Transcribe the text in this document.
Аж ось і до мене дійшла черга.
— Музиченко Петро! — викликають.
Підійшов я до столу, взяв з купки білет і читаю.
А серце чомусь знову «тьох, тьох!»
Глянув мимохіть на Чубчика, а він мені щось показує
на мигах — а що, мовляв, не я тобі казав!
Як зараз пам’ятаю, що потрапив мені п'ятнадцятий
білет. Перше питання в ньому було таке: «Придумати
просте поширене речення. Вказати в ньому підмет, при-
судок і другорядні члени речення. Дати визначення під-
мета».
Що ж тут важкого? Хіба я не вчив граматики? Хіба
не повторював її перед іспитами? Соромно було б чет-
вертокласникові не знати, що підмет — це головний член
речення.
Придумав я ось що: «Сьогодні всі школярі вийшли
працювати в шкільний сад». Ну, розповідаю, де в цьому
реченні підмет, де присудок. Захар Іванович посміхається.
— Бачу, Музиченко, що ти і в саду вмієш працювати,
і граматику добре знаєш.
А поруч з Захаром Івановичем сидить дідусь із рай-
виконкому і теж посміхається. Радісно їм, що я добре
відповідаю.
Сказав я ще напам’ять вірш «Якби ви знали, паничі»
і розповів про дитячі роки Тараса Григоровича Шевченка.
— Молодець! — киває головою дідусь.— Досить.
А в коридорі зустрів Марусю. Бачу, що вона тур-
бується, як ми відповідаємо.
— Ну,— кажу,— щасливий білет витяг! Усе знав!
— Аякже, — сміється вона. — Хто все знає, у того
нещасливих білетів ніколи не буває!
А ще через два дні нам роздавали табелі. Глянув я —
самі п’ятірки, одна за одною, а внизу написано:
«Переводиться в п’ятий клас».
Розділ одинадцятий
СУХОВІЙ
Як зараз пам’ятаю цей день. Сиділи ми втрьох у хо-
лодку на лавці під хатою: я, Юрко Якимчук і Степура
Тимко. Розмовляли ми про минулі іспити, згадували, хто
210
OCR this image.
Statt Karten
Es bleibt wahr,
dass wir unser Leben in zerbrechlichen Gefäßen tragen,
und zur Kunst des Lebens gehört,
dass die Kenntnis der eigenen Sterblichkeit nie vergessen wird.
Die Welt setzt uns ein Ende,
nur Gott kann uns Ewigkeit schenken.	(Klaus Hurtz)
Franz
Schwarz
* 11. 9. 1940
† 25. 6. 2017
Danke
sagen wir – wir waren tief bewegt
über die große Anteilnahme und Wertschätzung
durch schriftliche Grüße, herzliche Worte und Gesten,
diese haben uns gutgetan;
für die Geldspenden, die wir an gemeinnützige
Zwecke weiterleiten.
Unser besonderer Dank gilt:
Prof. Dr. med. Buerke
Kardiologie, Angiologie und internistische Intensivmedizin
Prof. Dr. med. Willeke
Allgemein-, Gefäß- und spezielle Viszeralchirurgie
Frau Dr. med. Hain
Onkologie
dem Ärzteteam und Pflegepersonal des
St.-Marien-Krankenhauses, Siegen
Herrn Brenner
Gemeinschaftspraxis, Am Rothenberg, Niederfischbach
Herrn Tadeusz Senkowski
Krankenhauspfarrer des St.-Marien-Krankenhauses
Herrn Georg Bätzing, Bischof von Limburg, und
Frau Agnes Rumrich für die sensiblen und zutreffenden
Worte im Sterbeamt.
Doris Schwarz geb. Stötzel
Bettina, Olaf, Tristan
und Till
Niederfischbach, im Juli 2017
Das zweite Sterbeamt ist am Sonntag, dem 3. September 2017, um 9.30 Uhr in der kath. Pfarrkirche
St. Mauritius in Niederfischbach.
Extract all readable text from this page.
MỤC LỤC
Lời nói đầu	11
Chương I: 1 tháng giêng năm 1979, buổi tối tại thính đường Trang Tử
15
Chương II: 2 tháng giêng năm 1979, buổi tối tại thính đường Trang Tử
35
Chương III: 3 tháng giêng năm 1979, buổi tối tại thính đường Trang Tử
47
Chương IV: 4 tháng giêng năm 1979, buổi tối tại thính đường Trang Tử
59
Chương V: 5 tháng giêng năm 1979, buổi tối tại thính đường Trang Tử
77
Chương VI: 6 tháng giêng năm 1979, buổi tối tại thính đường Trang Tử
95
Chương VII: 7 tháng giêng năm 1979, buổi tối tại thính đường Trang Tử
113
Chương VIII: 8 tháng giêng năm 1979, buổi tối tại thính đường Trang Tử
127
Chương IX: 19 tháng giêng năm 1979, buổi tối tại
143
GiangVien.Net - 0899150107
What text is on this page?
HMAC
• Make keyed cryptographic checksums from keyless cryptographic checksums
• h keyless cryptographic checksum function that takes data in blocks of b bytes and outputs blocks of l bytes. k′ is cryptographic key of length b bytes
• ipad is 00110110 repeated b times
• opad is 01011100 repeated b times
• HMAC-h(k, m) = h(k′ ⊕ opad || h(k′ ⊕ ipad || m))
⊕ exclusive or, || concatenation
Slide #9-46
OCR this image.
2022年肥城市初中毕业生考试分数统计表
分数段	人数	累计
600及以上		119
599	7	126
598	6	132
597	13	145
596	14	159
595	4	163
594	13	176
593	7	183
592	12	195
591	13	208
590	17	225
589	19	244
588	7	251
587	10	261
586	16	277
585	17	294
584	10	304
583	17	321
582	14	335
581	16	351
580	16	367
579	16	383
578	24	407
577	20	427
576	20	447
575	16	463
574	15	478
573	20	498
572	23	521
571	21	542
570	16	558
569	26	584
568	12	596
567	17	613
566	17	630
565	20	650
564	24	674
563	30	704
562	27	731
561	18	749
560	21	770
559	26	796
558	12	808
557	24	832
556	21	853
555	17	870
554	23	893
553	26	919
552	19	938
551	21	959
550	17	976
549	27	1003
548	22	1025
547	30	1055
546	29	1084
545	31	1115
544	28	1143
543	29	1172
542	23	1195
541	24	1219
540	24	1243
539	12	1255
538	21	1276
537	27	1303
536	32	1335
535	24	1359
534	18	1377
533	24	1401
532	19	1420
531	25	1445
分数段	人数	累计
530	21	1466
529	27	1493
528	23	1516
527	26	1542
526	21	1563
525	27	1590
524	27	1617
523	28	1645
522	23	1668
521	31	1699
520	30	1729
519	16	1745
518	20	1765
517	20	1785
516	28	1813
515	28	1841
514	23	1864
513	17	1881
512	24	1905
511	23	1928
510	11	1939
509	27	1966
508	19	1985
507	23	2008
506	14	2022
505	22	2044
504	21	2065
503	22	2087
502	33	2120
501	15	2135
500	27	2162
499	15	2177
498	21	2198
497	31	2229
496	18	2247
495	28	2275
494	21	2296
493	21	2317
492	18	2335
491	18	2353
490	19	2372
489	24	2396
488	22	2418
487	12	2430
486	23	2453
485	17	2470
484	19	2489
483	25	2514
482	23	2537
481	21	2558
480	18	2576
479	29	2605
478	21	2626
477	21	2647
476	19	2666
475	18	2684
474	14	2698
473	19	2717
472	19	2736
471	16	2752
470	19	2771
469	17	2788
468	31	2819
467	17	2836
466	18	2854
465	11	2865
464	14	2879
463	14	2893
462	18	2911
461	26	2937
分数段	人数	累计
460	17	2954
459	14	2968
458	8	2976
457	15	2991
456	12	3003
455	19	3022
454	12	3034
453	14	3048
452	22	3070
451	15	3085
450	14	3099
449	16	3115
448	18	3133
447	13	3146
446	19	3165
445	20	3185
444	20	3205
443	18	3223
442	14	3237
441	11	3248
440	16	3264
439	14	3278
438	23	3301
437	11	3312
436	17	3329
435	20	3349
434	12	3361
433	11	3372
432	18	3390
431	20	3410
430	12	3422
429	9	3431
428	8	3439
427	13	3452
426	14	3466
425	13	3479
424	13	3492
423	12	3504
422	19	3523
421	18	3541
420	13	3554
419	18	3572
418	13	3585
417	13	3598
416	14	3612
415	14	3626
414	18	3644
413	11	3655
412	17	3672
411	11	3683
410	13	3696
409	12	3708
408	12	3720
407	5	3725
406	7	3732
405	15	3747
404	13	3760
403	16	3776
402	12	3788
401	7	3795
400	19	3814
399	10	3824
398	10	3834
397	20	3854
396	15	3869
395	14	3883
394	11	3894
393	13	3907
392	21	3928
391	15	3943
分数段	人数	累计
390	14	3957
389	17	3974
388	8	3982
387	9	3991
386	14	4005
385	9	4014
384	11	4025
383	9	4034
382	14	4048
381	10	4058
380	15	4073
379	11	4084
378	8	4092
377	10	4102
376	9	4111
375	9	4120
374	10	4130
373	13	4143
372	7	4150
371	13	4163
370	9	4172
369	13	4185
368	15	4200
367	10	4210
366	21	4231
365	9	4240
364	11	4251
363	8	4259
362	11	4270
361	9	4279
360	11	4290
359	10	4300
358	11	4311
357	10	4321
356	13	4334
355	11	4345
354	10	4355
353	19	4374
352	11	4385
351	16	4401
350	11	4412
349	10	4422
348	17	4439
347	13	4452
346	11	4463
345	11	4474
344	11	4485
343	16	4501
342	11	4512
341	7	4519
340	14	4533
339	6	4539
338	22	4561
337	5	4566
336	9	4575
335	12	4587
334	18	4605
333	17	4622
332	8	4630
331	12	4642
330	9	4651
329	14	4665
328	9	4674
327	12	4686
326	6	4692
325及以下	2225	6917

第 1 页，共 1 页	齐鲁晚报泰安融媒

##############################

PROBLEM:
Copy out every line that includes the word "Niederfischbach".

WRITTEN REPLY:
Gemeinschaftspraxis, Am Rothenberg, Niederfischbach
Niederfischbach, im Juli 2017
St. Mauritius in Niederfischbach.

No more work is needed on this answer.